### DATASET EXCERPTS
################
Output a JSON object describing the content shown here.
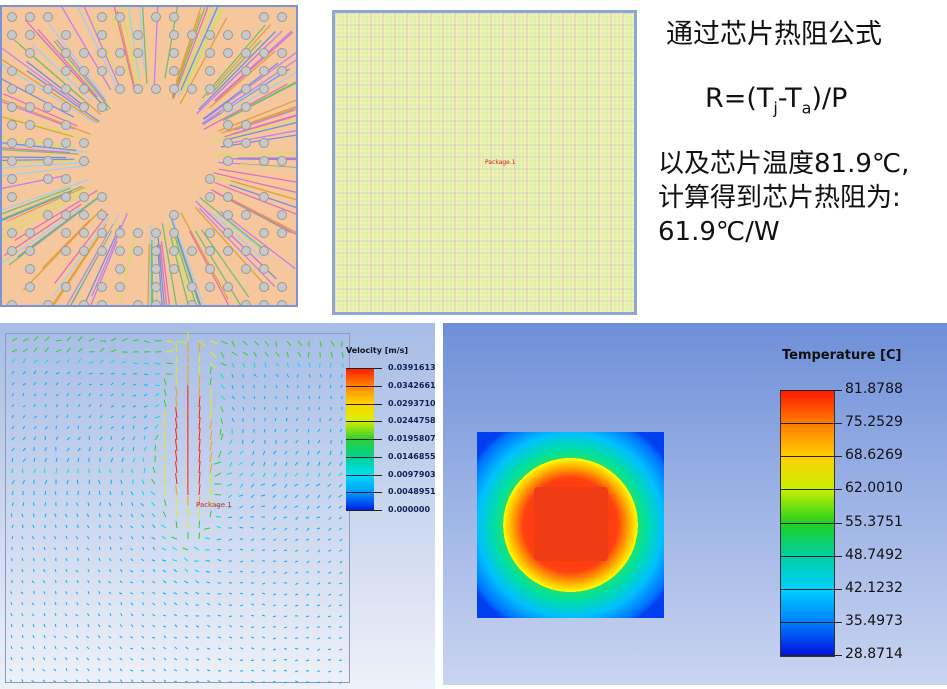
{
  "text_panel": {
    "line1": "通过芯片热阻公式",
    "formula": {
      "lhs": "R=(T",
      "sub_j": "j",
      "mid": "-T",
      "sub_a": "a",
      "rhs": ")/P"
    },
    "line3": "以及芯片温度81.9℃,",
    "line4": "计算得到芯片热阻为:",
    "line5": "61.9℃/W"
  },
  "pcb_label": "Package.1",
  "velocity_plot": {
    "title": "Velocity [m/s]",
    "legend": [
      "0.0391613",
      "0.0342661",
      "0.0293710",
      "0.0244758",
      "0.0195807",
      "0.0146855",
      "0.00979033",
      "0.00489516",
      "0.000000"
    ],
    "label": "Package.1"
  },
  "temperature_plot": {
    "title": "Temperature [C]",
    "legend": [
      "81.8788",
      "75.2529",
      "68.6269",
      "62.0010",
      "55.3751",
      "48.7492",
      "42.1232",
      "35.4973",
      "28.8714"
    ]
  },
  "colors": {
    "hot": "#ff1a00",
    "cold": "#0010e0",
    "pcb_bg": "#f6c79d"
  }
}
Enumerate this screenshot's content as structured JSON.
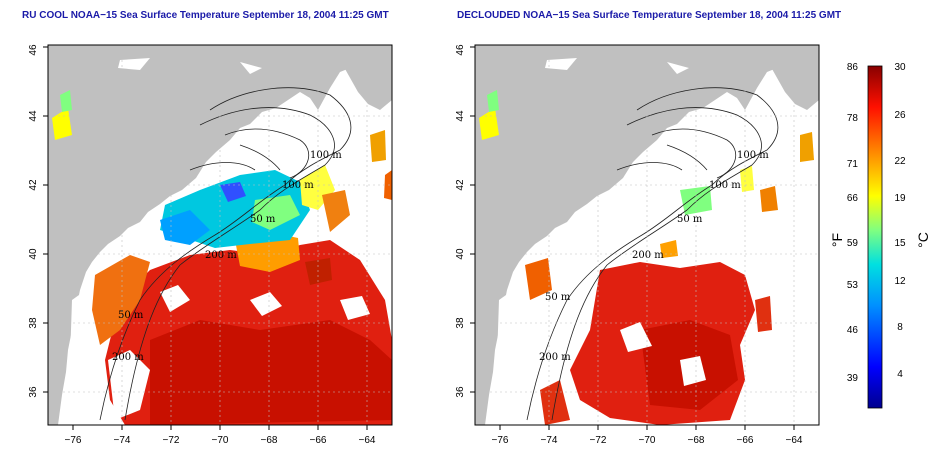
{
  "maps": [
    {
      "title": "RU COOL NOAA−15 Sea Surface Temperature September 18, 2004 11:25 GMT",
      "x_ticks": [
        "−76",
        "−74",
        "−72",
        "−70",
        "−68",
        "−66",
        "−64"
      ],
      "y_ticks": [
        "36",
        "38",
        "40",
        "42",
        "44",
        "46"
      ],
      "contour_labels": [
        "100 m",
        "100 m",
        "50 m",
        "200 m",
        "200 m",
        "50 m"
      ]
    },
    {
      "title": "DECLOUDED NOAA−15 Sea Surface Temperature September 18, 2004 11:25 GMT",
      "x_ticks": [
        "−76",
        "−74",
        "−72",
        "−70",
        "−68",
        "−66",
        "−64"
      ],
      "y_ticks": [
        "36",
        "38",
        "40",
        "42",
        "44",
        "46"
      ],
      "contour_labels": [
        "100 m",
        "100 m",
        "50 m",
        "200 m",
        "50 m",
        "200 m"
      ]
    }
  ],
  "colorbar": {
    "fahrenheit_label": "°F",
    "celsius_label": "°C",
    "fahrenheit_ticks": [
      "86",
      "78",
      "71",
      "66",
      "59",
      "53",
      "46",
      "39"
    ],
    "celsius_ticks": [
      "30",
      "26",
      "22",
      "19",
      "15",
      "12",
      "8",
      "4"
    ],
    "colors": [
      "#00008f",
      "#0000ff",
      "#0080ff",
      "#00ffff",
      "#80ff80",
      "#ffff00",
      "#ff8000",
      "#ff0000",
      "#800000"
    ]
  },
  "colors": {
    "land": "#c0c0c0",
    "title": "#1a1aa8",
    "warm": "#e02010",
    "grid": "#bfbfbf"
  }
}
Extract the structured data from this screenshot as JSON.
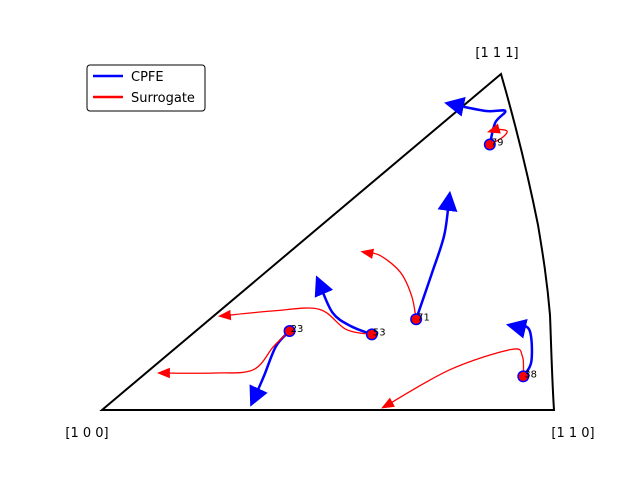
{
  "chart_data": {
    "type": "scatter",
    "title": "",
    "corners": [
      "[1 0 0]",
      "[1 1 0]",
      "[1 1 1]"
    ],
    "legend": {
      "placement": "top-left",
      "entries": [
        {
          "name": "CPFE",
          "color": "#0000ff"
        },
        {
          "name": "Surrogate",
          "color": "#ff0000"
        }
      ]
    },
    "grains": [
      {
        "label": "79",
        "start": [
          0.858,
          0.79
        ],
        "cpfe": [
          [
            0.858,
            0.79
          ],
          [
            0.87,
            0.855
          ],
          [
            0.892,
            0.89
          ],
          [
            0.85,
            0.89
          ],
          [
            0.773,
            0.91
          ]
        ],
        "surrogate": [
          [
            0.858,
            0.79
          ],
          [
            0.885,
            0.81
          ],
          [
            0.896,
            0.83
          ],
          [
            0.873,
            0.835
          ],
          [
            0.86,
            0.83
          ]
        ]
      },
      {
        "label": "71",
        "start": [
          0.695,
          0.27
        ],
        "cpfe": [
          [
            0.695,
            0.27
          ],
          [
            0.728,
            0.4
          ],
          [
            0.757,
            0.52
          ],
          [
            0.768,
            0.63
          ]
        ],
        "surrogate": [
          [
            0.695,
            0.27
          ],
          [
            0.685,
            0.34
          ],
          [
            0.66,
            0.41
          ],
          [
            0.615,
            0.46
          ],
          [
            0.58,
            0.47
          ]
        ]
      },
      {
        "label": "53",
        "start": [
          0.597,
          0.225
        ],
        "cpfe": [
          [
            0.597,
            0.225
          ],
          [
            0.55,
            0.25
          ],
          [
            0.51,
            0.29
          ],
          [
            0.48,
            0.38
          ]
        ],
        "surrogate": [
          [
            0.597,
            0.225
          ],
          [
            0.54,
            0.24
          ],
          [
            0.48,
            0.3
          ],
          [
            0.38,
            0.295
          ],
          [
            0.265,
            0.28
          ]
        ]
      },
      {
        "label": "23",
        "start": [
          0.415,
          0.235
        ],
        "cpfe": [
          [
            0.415,
            0.235
          ],
          [
            0.385,
            0.19
          ],
          [
            0.358,
            0.1
          ],
          [
            0.335,
            0.03
          ]
        ],
        "surrogate": [
          [
            0.415,
            0.235
          ],
          [
            0.38,
            0.19
          ],
          [
            0.335,
            0.12
          ],
          [
            0.25,
            0.11
          ],
          [
            0.13,
            0.11
          ]
        ]
      },
      {
        "label": "38",
        "start": [
          0.932,
          0.1
        ],
        "cpfe": [
          [
            0.932,
            0.1
          ],
          [
            0.95,
            0.145
          ],
          [
            0.945,
            0.24
          ],
          [
            0.91,
            0.25
          ]
        ],
        "surrogate": [
          [
            0.932,
            0.1
          ],
          [
            0.93,
            0.16
          ],
          [
            0.905,
            0.18
          ],
          [
            0.77,
            0.12
          ],
          [
            0.625,
            0.01
          ]
        ]
      }
    ]
  }
}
################
### SHORT PROBLEM
Look through the entries and return every line where "Surface" appears.

### ANSWER TO THIS TASK
      "title": "RU COOL NOAA−15 Sea Surface Temperature September 18, 2004 11:25 GMT",
      "title": "DECLOUDED NOAA−15 Sea Surface Temperature September 18, 2004 11:25 GMT",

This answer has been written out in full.